Source data:
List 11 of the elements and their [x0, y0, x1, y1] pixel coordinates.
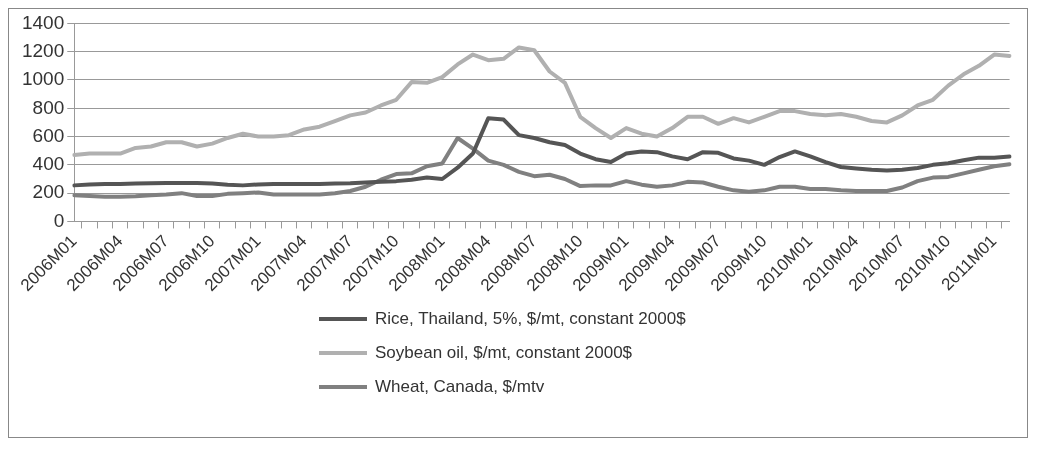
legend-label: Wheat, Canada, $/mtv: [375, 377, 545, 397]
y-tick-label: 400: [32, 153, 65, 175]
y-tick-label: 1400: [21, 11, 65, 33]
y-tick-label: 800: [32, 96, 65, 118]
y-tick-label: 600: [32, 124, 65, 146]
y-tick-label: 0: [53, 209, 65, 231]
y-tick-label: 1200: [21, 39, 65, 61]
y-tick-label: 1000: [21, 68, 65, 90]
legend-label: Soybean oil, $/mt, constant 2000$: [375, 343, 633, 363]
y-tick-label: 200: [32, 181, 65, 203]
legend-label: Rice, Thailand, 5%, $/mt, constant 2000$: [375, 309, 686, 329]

→ TO BE DONE
Pull out every line of the source data and copy it character for character, leaving the picture out.

→ OUTPUT FOR THIS TASK
List 11 of the elements and their [x0, y0, x1, y1] pixel coordinates.
legend-label: Wheat, Canada, $/mtv: [375, 377, 545, 397]
y-tick-label: 400: [32, 153, 65, 175]
y-tick-label: 1400: [21, 11, 65, 33]
y-tick-label: 800: [32, 96, 65, 118]
y-tick-label: 600: [32, 124, 65, 146]
y-tick-label: 0: [53, 209, 65, 231]
y-tick-label: 1200: [21, 39, 65, 61]
y-tick-label: 1000: [21, 68, 65, 90]
legend-label: Soybean oil, $/mt, constant 2000$: [375, 343, 633, 363]
y-tick-label: 200: [32, 181, 65, 203]
legend-label: Rice, Thailand, 5%, $/mt, constant 2000$: [375, 309, 686, 329]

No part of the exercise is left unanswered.